## [Stored data entries]
* * * * * * *

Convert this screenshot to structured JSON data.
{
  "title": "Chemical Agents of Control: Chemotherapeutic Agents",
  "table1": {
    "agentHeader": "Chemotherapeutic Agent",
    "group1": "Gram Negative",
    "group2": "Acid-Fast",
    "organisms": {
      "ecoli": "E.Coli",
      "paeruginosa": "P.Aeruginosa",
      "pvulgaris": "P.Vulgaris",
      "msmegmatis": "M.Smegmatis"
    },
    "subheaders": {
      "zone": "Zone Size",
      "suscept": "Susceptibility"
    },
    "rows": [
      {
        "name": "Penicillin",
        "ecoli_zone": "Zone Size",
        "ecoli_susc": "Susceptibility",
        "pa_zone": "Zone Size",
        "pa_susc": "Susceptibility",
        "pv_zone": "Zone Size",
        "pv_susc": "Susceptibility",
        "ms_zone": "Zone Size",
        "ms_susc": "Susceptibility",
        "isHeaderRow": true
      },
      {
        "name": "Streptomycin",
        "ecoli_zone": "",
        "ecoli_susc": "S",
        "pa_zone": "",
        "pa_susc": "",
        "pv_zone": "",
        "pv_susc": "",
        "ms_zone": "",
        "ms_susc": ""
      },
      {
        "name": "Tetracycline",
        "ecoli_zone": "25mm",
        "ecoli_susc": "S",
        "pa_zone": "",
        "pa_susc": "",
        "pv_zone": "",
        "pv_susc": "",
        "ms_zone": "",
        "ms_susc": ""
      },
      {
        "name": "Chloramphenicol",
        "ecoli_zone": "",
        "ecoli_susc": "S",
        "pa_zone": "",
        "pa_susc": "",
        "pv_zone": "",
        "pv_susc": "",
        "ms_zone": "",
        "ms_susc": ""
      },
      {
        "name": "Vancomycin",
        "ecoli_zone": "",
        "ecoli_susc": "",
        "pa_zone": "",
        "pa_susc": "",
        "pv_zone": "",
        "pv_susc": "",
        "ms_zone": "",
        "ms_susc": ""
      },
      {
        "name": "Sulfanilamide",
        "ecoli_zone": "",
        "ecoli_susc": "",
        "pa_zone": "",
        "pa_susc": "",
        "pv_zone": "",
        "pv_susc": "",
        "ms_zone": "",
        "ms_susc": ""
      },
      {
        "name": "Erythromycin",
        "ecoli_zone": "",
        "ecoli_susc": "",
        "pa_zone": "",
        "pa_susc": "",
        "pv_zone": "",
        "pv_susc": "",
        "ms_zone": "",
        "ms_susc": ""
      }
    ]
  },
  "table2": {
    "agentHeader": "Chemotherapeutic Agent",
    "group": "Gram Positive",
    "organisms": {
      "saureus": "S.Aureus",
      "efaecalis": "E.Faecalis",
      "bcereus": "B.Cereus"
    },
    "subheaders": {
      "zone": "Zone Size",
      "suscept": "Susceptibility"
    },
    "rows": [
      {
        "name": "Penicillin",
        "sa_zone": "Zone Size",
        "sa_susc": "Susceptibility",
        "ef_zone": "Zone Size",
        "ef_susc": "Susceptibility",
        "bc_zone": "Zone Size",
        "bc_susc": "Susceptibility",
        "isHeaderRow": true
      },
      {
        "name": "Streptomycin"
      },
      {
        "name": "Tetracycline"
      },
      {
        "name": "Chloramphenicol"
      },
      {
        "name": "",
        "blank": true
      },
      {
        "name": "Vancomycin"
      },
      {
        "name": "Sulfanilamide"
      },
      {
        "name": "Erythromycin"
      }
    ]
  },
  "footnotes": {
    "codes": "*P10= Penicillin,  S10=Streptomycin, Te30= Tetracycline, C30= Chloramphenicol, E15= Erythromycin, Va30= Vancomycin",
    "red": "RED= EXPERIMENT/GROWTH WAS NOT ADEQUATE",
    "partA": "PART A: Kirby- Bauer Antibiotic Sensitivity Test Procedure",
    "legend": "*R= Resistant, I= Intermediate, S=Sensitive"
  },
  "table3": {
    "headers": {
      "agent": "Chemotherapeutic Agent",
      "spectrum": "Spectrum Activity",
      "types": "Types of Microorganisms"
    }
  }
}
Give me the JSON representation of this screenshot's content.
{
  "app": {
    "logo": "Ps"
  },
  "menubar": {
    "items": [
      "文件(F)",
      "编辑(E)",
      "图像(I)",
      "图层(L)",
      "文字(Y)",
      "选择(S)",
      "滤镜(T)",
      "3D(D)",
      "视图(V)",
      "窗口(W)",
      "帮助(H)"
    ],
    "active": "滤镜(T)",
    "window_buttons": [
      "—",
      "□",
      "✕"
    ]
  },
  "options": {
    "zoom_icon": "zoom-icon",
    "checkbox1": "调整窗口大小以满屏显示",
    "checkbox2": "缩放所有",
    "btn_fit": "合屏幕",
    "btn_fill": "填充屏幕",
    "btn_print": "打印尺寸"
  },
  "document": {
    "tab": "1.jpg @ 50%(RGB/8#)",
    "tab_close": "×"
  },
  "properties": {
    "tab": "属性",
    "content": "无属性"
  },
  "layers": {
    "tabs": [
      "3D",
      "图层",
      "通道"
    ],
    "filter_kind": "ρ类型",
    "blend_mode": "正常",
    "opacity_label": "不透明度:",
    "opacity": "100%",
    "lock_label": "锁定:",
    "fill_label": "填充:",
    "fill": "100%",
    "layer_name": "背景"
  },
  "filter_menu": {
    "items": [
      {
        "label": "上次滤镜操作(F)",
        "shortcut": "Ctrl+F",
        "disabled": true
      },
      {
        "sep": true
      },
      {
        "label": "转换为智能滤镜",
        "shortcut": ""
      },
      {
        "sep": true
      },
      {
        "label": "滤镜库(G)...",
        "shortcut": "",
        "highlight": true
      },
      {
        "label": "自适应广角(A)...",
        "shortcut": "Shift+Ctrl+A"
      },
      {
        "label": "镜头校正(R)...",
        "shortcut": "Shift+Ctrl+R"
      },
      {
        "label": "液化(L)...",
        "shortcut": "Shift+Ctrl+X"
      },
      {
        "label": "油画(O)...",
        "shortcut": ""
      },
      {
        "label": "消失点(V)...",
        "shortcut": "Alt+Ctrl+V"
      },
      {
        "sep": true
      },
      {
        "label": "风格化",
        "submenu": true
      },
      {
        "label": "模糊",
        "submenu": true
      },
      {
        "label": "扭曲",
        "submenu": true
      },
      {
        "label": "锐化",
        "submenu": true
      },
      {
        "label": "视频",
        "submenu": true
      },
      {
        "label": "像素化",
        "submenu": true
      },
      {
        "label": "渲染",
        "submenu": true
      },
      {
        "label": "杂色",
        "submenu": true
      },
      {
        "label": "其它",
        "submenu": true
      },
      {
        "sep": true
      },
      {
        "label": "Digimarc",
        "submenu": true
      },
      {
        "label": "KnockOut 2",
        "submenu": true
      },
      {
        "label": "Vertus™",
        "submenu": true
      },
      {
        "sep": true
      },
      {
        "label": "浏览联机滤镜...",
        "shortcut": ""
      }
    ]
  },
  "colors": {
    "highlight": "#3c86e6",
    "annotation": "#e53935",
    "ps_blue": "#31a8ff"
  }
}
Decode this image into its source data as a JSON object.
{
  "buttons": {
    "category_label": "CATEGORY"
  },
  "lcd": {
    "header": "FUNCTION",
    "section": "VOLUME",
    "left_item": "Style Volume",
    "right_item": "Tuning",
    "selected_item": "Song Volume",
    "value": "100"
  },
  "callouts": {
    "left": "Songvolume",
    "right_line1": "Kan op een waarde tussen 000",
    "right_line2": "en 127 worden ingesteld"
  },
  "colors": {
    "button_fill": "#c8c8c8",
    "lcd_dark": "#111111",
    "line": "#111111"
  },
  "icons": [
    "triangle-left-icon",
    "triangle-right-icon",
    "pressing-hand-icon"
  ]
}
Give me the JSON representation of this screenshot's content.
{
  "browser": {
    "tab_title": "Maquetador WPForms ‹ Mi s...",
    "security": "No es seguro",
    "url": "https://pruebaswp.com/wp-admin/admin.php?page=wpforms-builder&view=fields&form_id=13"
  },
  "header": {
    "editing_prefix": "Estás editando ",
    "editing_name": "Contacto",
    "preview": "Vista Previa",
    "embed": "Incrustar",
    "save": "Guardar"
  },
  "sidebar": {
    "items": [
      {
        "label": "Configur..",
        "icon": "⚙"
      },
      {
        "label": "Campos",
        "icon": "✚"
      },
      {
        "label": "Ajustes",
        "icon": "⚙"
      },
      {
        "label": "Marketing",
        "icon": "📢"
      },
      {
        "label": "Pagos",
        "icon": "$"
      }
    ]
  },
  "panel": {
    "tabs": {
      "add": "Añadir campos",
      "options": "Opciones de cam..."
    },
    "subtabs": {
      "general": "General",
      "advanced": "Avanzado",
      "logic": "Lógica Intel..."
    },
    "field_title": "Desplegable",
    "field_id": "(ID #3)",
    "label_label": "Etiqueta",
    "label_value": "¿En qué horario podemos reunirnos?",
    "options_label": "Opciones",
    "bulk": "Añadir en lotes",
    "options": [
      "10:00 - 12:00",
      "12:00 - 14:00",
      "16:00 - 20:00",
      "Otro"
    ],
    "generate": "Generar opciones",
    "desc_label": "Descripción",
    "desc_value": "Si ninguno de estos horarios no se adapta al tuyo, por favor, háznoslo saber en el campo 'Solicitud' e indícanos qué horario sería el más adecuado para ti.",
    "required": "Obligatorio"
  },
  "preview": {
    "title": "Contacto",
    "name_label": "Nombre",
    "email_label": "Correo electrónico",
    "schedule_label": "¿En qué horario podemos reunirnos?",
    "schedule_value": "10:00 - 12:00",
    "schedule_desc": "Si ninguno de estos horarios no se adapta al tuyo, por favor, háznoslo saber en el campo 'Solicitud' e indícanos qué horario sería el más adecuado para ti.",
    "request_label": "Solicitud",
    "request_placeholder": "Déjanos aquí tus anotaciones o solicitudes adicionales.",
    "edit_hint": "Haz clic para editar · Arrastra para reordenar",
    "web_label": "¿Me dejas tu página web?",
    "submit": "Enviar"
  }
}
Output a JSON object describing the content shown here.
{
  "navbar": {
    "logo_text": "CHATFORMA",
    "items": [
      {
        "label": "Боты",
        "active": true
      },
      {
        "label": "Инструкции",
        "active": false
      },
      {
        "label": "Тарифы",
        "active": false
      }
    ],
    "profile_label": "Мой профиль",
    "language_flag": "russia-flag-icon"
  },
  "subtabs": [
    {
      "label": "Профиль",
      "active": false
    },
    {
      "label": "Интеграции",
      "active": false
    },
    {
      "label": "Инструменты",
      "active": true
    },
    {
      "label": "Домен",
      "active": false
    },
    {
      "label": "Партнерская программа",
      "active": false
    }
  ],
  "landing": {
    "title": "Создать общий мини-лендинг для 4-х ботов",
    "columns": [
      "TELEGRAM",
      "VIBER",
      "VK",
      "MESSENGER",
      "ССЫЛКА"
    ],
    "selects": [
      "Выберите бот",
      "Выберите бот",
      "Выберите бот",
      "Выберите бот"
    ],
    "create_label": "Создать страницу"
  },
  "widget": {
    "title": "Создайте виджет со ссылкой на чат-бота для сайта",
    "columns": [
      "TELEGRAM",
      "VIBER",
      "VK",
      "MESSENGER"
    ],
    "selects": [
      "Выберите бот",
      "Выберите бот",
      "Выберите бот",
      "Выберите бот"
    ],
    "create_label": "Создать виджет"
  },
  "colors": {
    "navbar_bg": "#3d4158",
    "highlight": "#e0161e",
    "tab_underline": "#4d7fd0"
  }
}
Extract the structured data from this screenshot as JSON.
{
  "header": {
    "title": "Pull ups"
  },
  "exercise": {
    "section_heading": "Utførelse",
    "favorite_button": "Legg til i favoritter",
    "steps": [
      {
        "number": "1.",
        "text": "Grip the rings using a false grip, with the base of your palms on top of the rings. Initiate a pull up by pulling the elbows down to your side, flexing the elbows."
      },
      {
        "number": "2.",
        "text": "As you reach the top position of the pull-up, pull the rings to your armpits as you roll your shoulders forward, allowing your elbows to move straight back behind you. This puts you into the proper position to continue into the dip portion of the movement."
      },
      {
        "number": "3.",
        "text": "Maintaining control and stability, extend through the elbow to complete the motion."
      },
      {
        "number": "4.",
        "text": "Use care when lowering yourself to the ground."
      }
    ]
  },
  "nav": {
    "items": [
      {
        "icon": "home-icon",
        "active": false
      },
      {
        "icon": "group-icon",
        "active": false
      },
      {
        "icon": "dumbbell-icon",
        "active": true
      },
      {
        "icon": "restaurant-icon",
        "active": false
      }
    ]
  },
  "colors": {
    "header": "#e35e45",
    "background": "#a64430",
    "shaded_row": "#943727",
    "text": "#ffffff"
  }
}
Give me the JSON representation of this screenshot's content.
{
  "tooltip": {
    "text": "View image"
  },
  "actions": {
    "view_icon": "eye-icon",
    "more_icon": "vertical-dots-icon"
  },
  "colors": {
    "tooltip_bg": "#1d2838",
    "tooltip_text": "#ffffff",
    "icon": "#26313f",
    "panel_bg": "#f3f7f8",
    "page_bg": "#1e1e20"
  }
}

* * * * * * *

## [Goal of the exercise]
Gather and copy every line of the data in which the string "object" is found.

## [Task response]
Decode this image into its source data as a JSON object.
Output a JSON object describing the content shown here.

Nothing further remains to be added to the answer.